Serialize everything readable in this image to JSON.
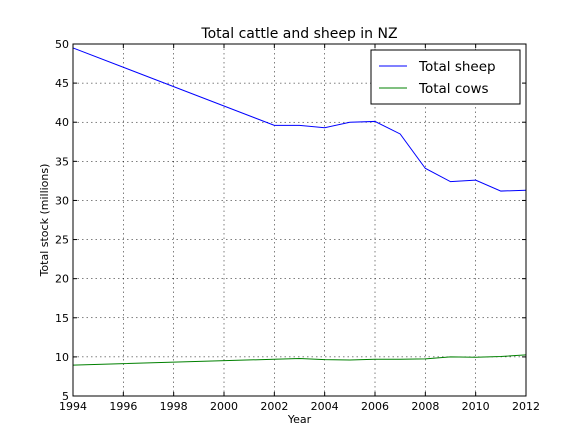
{
  "chart_data": {
    "type": "line",
    "title": "Total cattle and sheep in NZ",
    "xlabel": "Year",
    "ylabel": "Total stock (millions)",
    "xlim": [
      1994,
      2012
    ],
    "ylim": [
      5,
      50
    ],
    "xticks": [
      1994,
      1996,
      1998,
      2000,
      2002,
      2004,
      2006,
      2008,
      2010,
      2012
    ],
    "yticks": [
      5,
      10,
      15,
      20,
      25,
      30,
      35,
      40,
      45,
      50
    ],
    "grid": true,
    "legend_position": "top-right",
    "x": [
      1994,
      2002,
      2003,
      2004,
      2005,
      2006,
      2007,
      2008,
      2009,
      2010,
      2011,
      2012
    ],
    "series": [
      {
        "name": "Total sheep",
        "color": "#0000ff",
        "values": [
          49.5,
          39.6,
          39.6,
          39.3,
          40.0,
          40.1,
          38.5,
          34.1,
          32.4,
          32.6,
          31.2,
          31.3
        ]
      },
      {
        "name": "Total cows",
        "color": "#008000",
        "values": [
          8.95,
          9.7,
          9.8,
          9.65,
          9.6,
          9.7,
          9.7,
          9.75,
          10.0,
          9.95,
          10.05,
          10.25
        ]
      }
    ]
  }
}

## Instructions for the task
Transcribe the records above exactly, leaving out every picture.

## Finished task
Serialize everything readable in this image to JSON.
{
  "chart_data": {
    "type": "line",
    "title": "Total cattle and sheep in NZ",
    "xlabel": "Year",
    "ylabel": "Total stock (millions)",
    "xlim": [
      1994,
      2012
    ],
    "ylim": [
      5,
      50
    ],
    "xticks": [
      1994,
      1996,
      1998,
      2000,
      2002,
      2004,
      2006,
      2008,
      2010,
      2012
    ],
    "yticks": [
      5,
      10,
      15,
      20,
      25,
      30,
      35,
      40,
      45,
      50
    ],
    "grid": true,
    "legend_position": "top-right",
    "x": [
      1994,
      2002,
      2003,
      2004,
      2005,
      2006,
      2007,
      2008,
      2009,
      2010,
      2011,
      2012
    ],
    "series": [
      {
        "name": "Total sheep",
        "color": "#0000ff",
        "values": [
          49.5,
          39.6,
          39.6,
          39.3,
          40.0,
          40.1,
          38.5,
          34.1,
          32.4,
          32.6,
          31.2,
          31.3
        ]
      },
      {
        "name": "Total cows",
        "color": "#008000",
        "values": [
          8.95,
          9.7,
          9.8,
          9.65,
          9.6,
          9.7,
          9.7,
          9.75,
          10.0,
          9.95,
          10.05,
          10.25
        ]
      }
    ]
  }
}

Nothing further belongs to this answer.